DATASET ENTRIES -
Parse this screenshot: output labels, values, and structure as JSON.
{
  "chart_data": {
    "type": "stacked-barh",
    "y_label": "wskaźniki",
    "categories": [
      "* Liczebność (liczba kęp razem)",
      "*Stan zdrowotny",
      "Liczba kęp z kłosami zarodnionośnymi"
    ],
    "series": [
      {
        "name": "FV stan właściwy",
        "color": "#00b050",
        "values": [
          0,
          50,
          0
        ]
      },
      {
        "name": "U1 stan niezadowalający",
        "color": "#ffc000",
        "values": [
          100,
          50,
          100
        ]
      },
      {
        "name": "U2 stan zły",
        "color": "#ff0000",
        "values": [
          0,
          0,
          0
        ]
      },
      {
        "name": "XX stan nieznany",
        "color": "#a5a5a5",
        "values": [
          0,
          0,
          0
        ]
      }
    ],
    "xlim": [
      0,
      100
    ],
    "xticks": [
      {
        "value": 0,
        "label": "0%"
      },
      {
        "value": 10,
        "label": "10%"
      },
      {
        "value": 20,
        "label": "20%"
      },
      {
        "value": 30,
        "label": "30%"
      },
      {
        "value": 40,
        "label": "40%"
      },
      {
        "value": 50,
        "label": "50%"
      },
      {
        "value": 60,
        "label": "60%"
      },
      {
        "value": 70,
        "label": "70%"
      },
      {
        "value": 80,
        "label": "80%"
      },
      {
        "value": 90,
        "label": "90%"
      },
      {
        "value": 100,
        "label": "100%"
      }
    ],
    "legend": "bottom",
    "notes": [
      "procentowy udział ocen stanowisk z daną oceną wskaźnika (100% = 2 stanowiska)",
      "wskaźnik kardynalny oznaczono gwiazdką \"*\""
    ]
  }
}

TASK REQUIREMENTS - Each line of the listing should be echoed back exactly.

RESULT OF THIS TASK -
Parse this screenshot: output labels, values, and structure as JSON.
{
  "chart_data": {
    "type": "stacked-barh",
    "y_label": "wskaźniki",
    "categories": [
      "* Liczebność (liczba kęp razem)",
      "*Stan zdrowotny",
      "Liczba kęp z kłosami zarodnionośnymi"
    ],
    "series": [
      {
        "name": "FV stan właściwy",
        "color": "#00b050",
        "values": [
          0,
          50,
          0
        ]
      },
      {
        "name": "U1 stan niezadowalający",
        "color": "#ffc000",
        "values": [
          100,
          50,
          100
        ]
      },
      {
        "name": "U2 stan zły",
        "color": "#ff0000",
        "values": [
          0,
          0,
          0
        ]
      },
      {
        "name": "XX stan nieznany",
        "color": "#a5a5a5",
        "values": [
          0,
          0,
          0
        ]
      }
    ],
    "xlim": [
      0,
      100
    ],
    "xticks": [
      {
        "value": 0,
        "label": "0%"
      },
      {
        "value": 10,
        "label": "10%"
      },
      {
        "value": 20,
        "label": "20%"
      },
      {
        "value": 30,
        "label": "30%"
      },
      {
        "value": 40,
        "label": "40%"
      },
      {
        "value": 50,
        "label": "50%"
      },
      {
        "value": 60,
        "label": "60%"
      },
      {
        "value": 70,
        "label": "70%"
      },
      {
        "value": 80,
        "label": "80%"
      },
      {
        "value": 90,
        "label": "90%"
      },
      {
        "value": 100,
        "label": "100%"
      }
    ],
    "legend": "bottom",
    "notes": [
      "procentowy udział ocen stanowisk z daną oceną wskaźnika (100% = 2 stanowiska)",
      "wskaźnik kardynalny oznaczono gwiazdką \"*\""
    ]
  }
}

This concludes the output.